- [Task goal]: Set down each line of the material that follows, exactly, with no pictures.
───── Record extracts
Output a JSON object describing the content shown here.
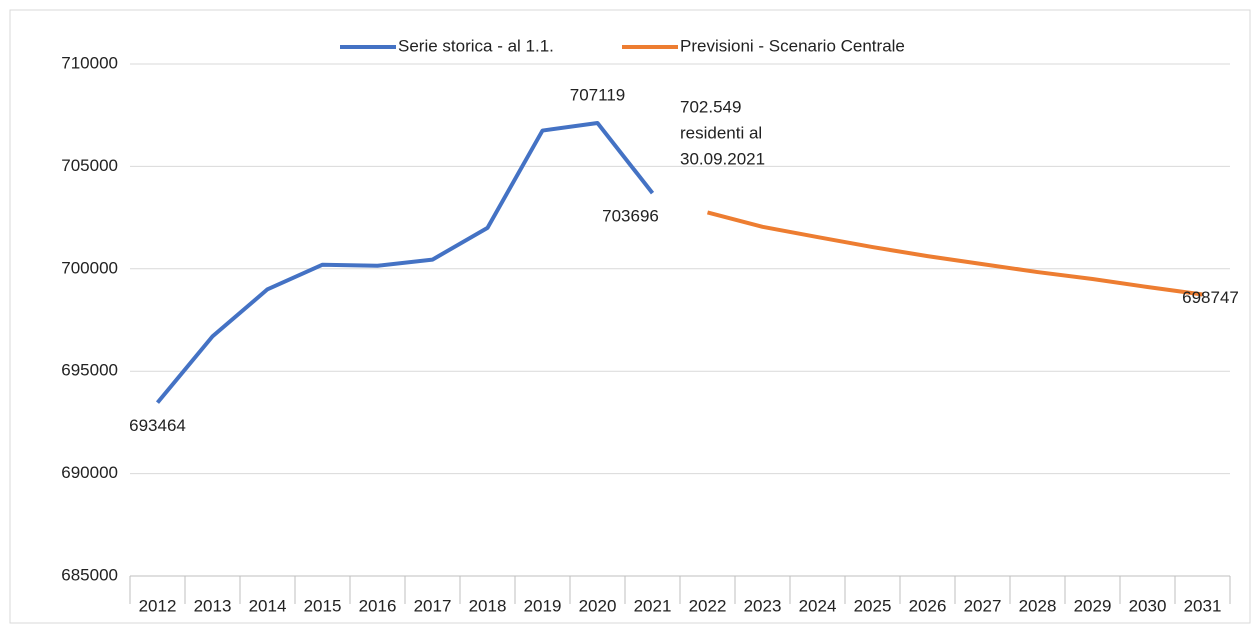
{
  "chart_data": {
    "type": "line",
    "categories": [
      "2012",
      "2013",
      "2014",
      "2015",
      "2016",
      "2017",
      "2018",
      "2019",
      "2020",
      "2021",
      "2022",
      "2023",
      "2024",
      "2025",
      "2026",
      "2027",
      "2028",
      "2029",
      "2030",
      "2031"
    ],
    "series": [
      {
        "name": "Serie storica - al 1.1.",
        "color": "#4472c4",
        "values": [
          693464,
          696700,
          699000,
          700200,
          700150,
          700450,
          702000,
          706750,
          707119,
          703696,
          null,
          null,
          null,
          null,
          null,
          null,
          null,
          null,
          null,
          null
        ]
      },
      {
        "name": "Previsioni - Scenario Centrale",
        "color": "#ed7d31",
        "values": [
          null,
          null,
          null,
          null,
          null,
          null,
          null,
          null,
          null,
          null,
          702750,
          702050,
          701550,
          701060,
          700620,
          700230,
          699840,
          699500,
          699110,
          698747
        ]
      }
    ],
    "annotation": [
      "702.549",
      "residenti al",
      "30.09.2021"
    ],
    "ylim": [
      685000,
      710000
    ],
    "yticks": [
      685000,
      690000,
      695000,
      700000,
      705000,
      710000
    ],
    "grid": true,
    "legend": "top"
  }
}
──────────
- [Output below]:
Output a JSON object describing the content shown here.
{
  "chart_data": {
    "type": "line",
    "categories": [
      "2012",
      "2013",
      "2014",
      "2015",
      "2016",
      "2017",
      "2018",
      "2019",
      "2020",
      "2021",
      "2022",
      "2023",
      "2024",
      "2025",
      "2026",
      "2027",
      "2028",
      "2029",
      "2030",
      "2031"
    ],
    "series": [
      {
        "name": "Serie storica - al 1.1.",
        "color": "#4472c4",
        "values": [
          693464,
          696700,
          699000,
          700200,
          700150,
          700450,
          702000,
          706750,
          707119,
          703696,
          null,
          null,
          null,
          null,
          null,
          null,
          null,
          null,
          null,
          null
        ]
      },
      {
        "name": "Previsioni - Scenario Centrale",
        "color": "#ed7d31",
        "values": [
          null,
          null,
          null,
          null,
          null,
          null,
          null,
          null,
          null,
          null,
          702750,
          702050,
          701550,
          701060,
          700620,
          700230,
          699840,
          699500,
          699110,
          698747
        ]
      }
    ],
    "annotation": [
      "702.549",
      "residenti al",
      "30.09.2021"
    ],
    "ylim": [
      685000,
      710000
    ],
    "yticks": [
      685000,
      690000,
      695000,
      700000,
      705000,
      710000
    ],
    "grid": true,
    "legend": "top"
  }
}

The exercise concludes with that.